## Exercise input
((

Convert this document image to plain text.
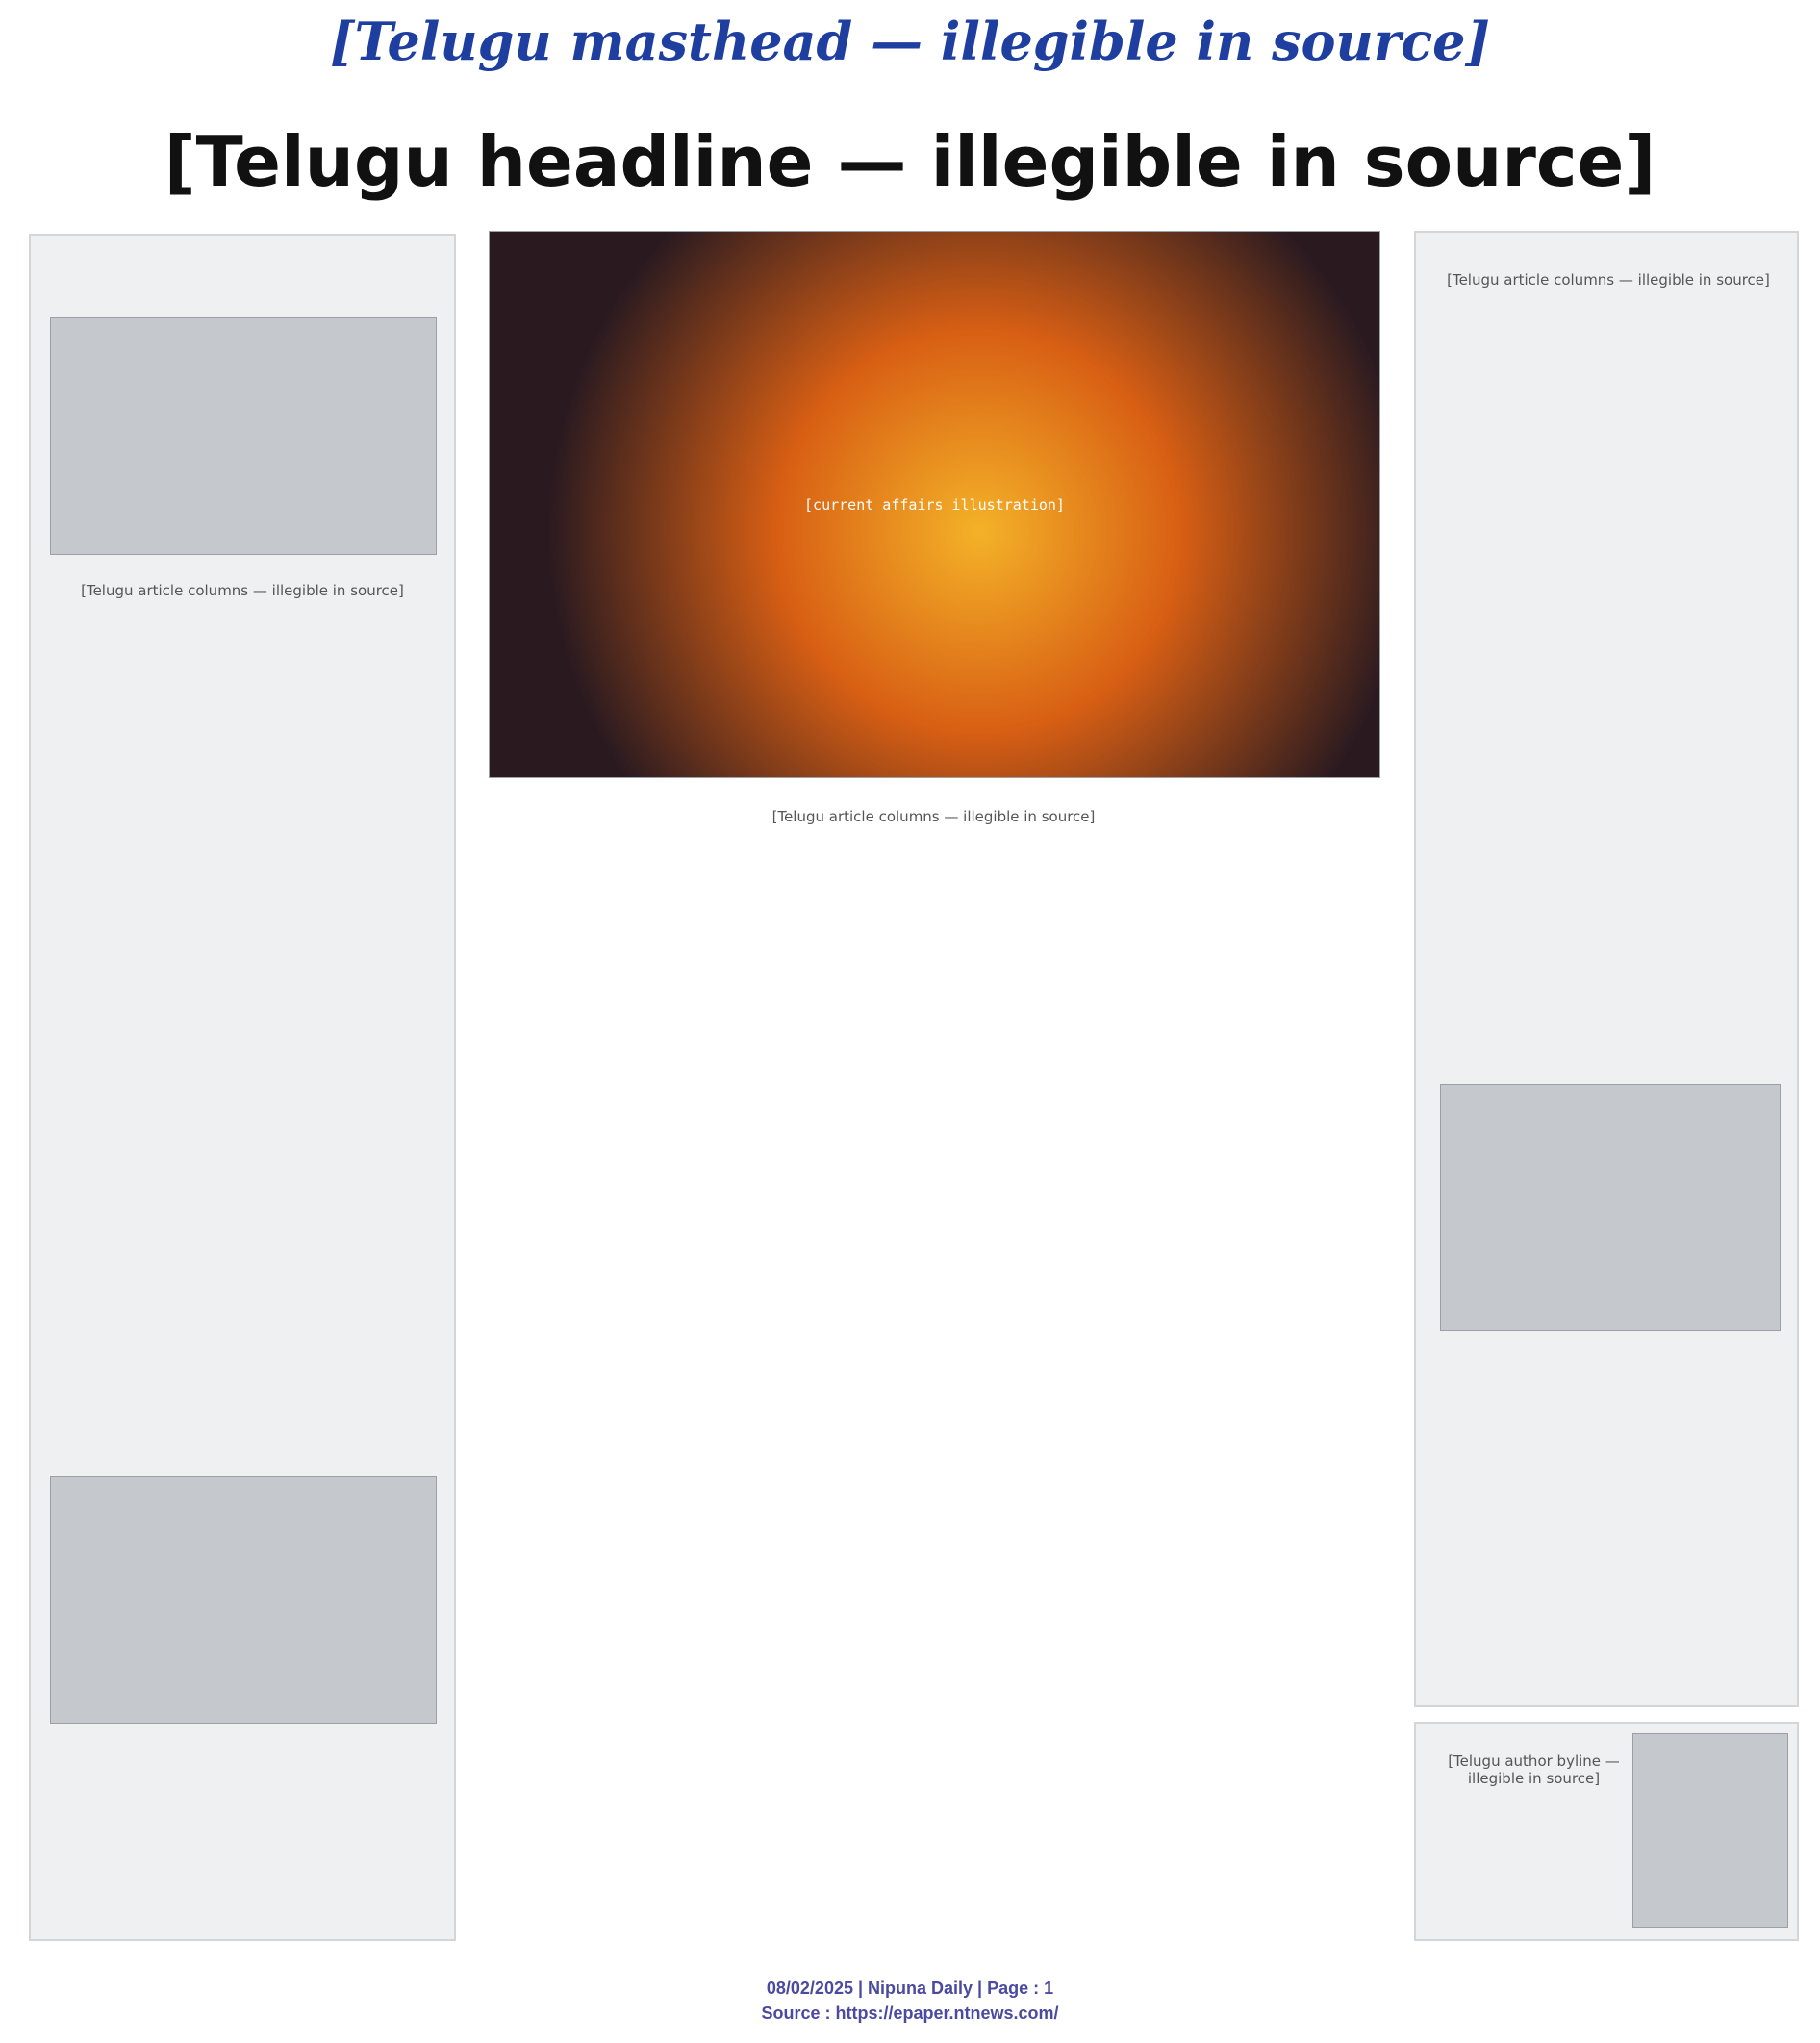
[Telugu masthead — illegible in source]
[Telugu headline — illegible in source]
[Telugu article columns — illegible in source]
[current affairs illustration]
[Telugu article columns — illegible in source]
[Telugu article columns — illegible in source]
[Telugu author byline — illegible in source]
08/02/2025 | Nipuna Daily | Page : 1
Source : https://epaper.ntnews.com/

))

## To do
Output the entries above exactly, without their pictures.

## Response for this exercise
Convert this document image to plain text.
[Telugu masthead — illegible in source]
[Telugu headline — illegible in source]
[Telugu article columns — illegible in source]
[current affairs illustration]
[Telugu article columns — illegible in source]
[Telugu article columns — illegible in source]
[Telugu author byline — illegible in source]
08/02/2025 | Nipuna Daily | Page : 1
Source : https://epaper.ntnews.com/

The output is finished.